- **Task statement**
How many lines hold the string "start"? Reply with the number alone.

● ● ● ● ●

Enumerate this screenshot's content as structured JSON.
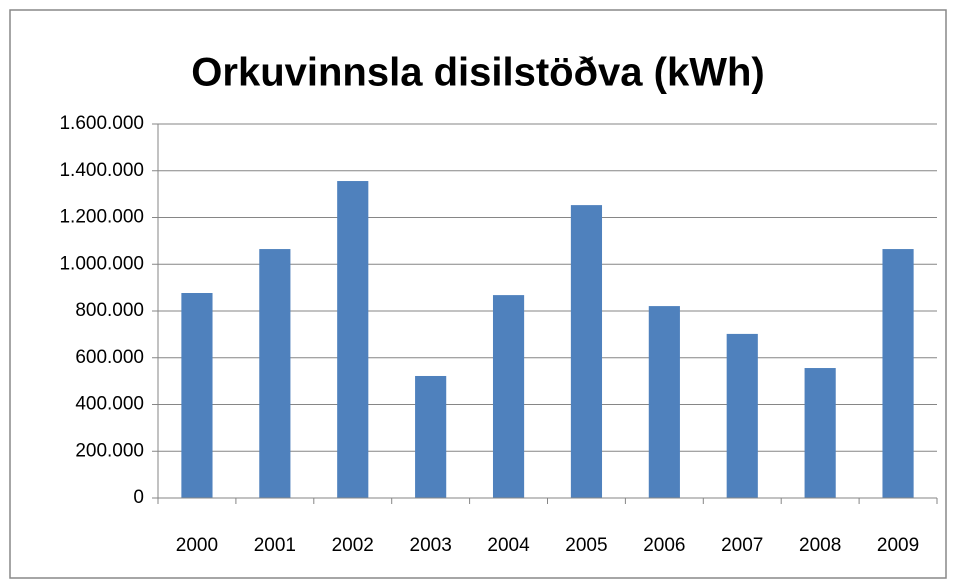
{
  "chart_data": {
    "type": "bar",
    "title": "Orkuvinnsla disilstöðva (kWh)",
    "categories": [
      "2000",
      "2001",
      "2002",
      "2003",
      "2004",
      "2005",
      "2006",
      "2007",
      "2008",
      "2009"
    ],
    "values": [
      877000,
      1065000,
      1356000,
      522000,
      868000,
      1253000,
      821000,
      702000,
      556000,
      1065000
    ],
    "color": "#4f81bd",
    "ylim": [
      0,
      1600000
    ],
    "yticks": [
      0,
      {
        "value": 200000,
        "label": "200.000"
      },
      {
        "value": 400000,
        "label": "400.000"
      },
      {
        "value": 600000,
        "label": "600.000"
      },
      {
        "value": 800000,
        "label": "800.000"
      },
      {
        "value": 1000000,
        "label": "1.000.000"
      },
      {
        "value": 1200000,
        "label": "1.200.000"
      },
      {
        "value": 1400000,
        "label": "1.400.000"
      },
      {
        "value": 1600000,
        "label": "1.600.000"
      }
    ],
    "grid": true
  }
}
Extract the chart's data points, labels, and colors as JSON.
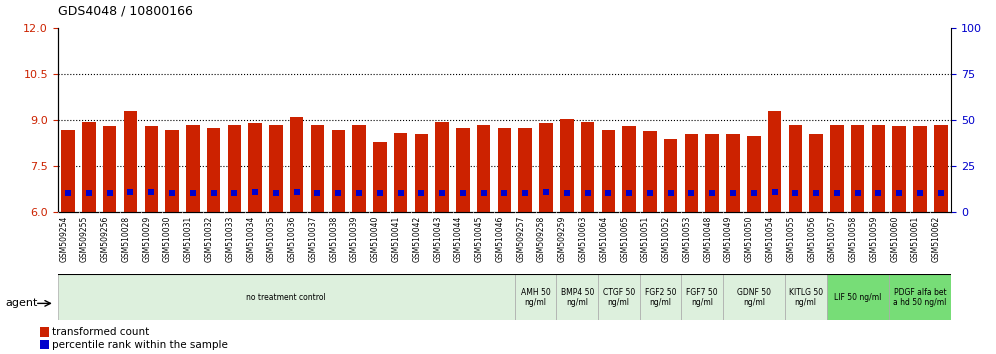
{
  "title": "GDS4048 / 10800166",
  "bar_color": "#cc2200",
  "dot_color": "#0000cc",
  "bar_bottom": 6,
  "ylim_left": [
    6,
    12
  ],
  "ylim_right": [
    0,
    100
  ],
  "yticks_left": [
    6,
    7.5,
    9,
    10.5,
    12
  ],
  "yticks_right": [
    0,
    25,
    50,
    75,
    100
  ],
  "hlines": [
    7.5,
    9,
    10.5
  ],
  "categories": [
    "GSM509254",
    "GSM509255",
    "GSM509256",
    "GSM510028",
    "GSM510029",
    "GSM510030",
    "GSM510031",
    "GSM510032",
    "GSM510033",
    "GSM510034",
    "GSM510035",
    "GSM510036",
    "GSM510037",
    "GSM510038",
    "GSM510039",
    "GSM510040",
    "GSM510041",
    "GSM510042",
    "GSM510043",
    "GSM510044",
    "GSM510045",
    "GSM510046",
    "GSM509257",
    "GSM509258",
    "GSM509259",
    "GSM510063",
    "GSM510064",
    "GSM510065",
    "GSM510051",
    "GSM510052",
    "GSM510053",
    "GSM510048",
    "GSM510049",
    "GSM510050",
    "GSM510054",
    "GSM510055",
    "GSM510056",
    "GSM510057",
    "GSM510058",
    "GSM510059",
    "GSM510060",
    "GSM510061",
    "GSM510062"
  ],
  "bar_values": [
    8.7,
    8.95,
    8.8,
    9.3,
    8.8,
    8.7,
    8.85,
    8.75,
    8.85,
    8.9,
    8.85,
    9.1,
    8.85,
    8.7,
    8.85,
    8.3,
    8.6,
    8.55,
    8.95,
    8.75,
    8.85,
    8.75,
    8.75,
    8.9,
    9.05,
    8.95,
    8.7,
    8.8,
    8.65,
    8.4,
    8.55,
    8.55,
    8.55,
    8.5,
    9.3,
    8.85,
    8.55,
    8.85,
    8.85,
    8.85,
    8.8,
    8.8,
    8.85
  ],
  "dot_values": [
    10.6,
    10.7,
    10.55,
    11.1,
    10.95,
    10.75,
    10.8,
    10.75,
    10.8,
    10.85,
    10.6,
    10.85,
    10.75,
    10.6,
    10.55,
    10.5,
    10.7,
    10.65,
    10.8,
    10.55,
    10.8,
    10.7,
    10.5,
    11.0,
    10.7,
    10.65,
    10.75,
    10.6,
    10.55,
    10.5,
    10.55,
    10.55,
    10.6,
    10.6,
    10.9,
    10.65,
    10.7,
    10.75,
    10.8,
    10.8,
    10.75,
    10.8,
    10.75
  ],
  "groups": [
    {
      "label": "no treatment control",
      "start": 0,
      "end": 22,
      "color": "#ddf0dd",
      "bright": false
    },
    {
      "label": "AMH 50\nng/ml",
      "start": 22,
      "end": 24,
      "color": "#ddf0dd",
      "bright": false
    },
    {
      "label": "BMP4 50\nng/ml",
      "start": 24,
      "end": 26,
      "color": "#ddf0dd",
      "bright": false
    },
    {
      "label": "CTGF 50\nng/ml",
      "start": 26,
      "end": 28,
      "color": "#ddf0dd",
      "bright": false
    },
    {
      "label": "FGF2 50\nng/ml",
      "start": 28,
      "end": 30,
      "color": "#ddf0dd",
      "bright": false
    },
    {
      "label": "FGF7 50\nng/ml",
      "start": 30,
      "end": 32,
      "color": "#ddf0dd",
      "bright": false
    },
    {
      "label": "GDNF 50\nng/ml",
      "start": 32,
      "end": 35,
      "color": "#ddf0dd",
      "bright": false
    },
    {
      "label": "KITLG 50\nng/ml",
      "start": 35,
      "end": 37,
      "color": "#ddf0dd",
      "bright": false
    },
    {
      "label": "LIF 50 ng/ml",
      "start": 37,
      "end": 40,
      "color": "#77dd77",
      "bright": true
    },
    {
      "label": "PDGF alfa bet\na hd 50 ng/ml",
      "start": 40,
      "end": 43,
      "color": "#77dd77",
      "bright": true
    }
  ],
  "xtick_bg": "#d0d0d0",
  "legend_bar_label": "transformed count",
  "legend_dot_label": "percentile rank within the sample",
  "agent_label": "agent"
}
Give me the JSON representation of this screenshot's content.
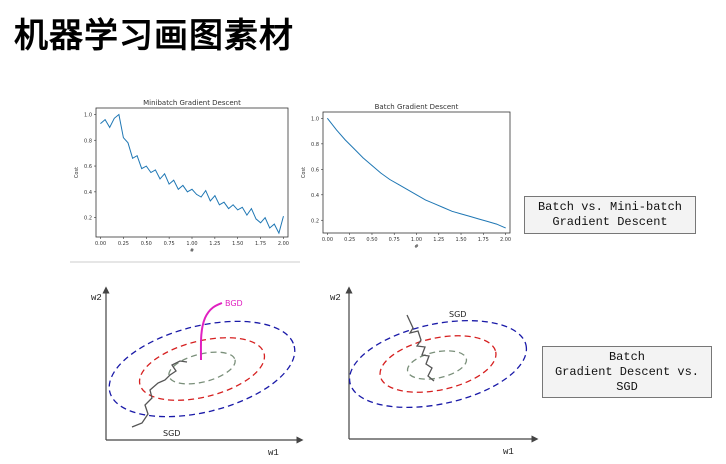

● ● ● ● ●

- **Task result**
10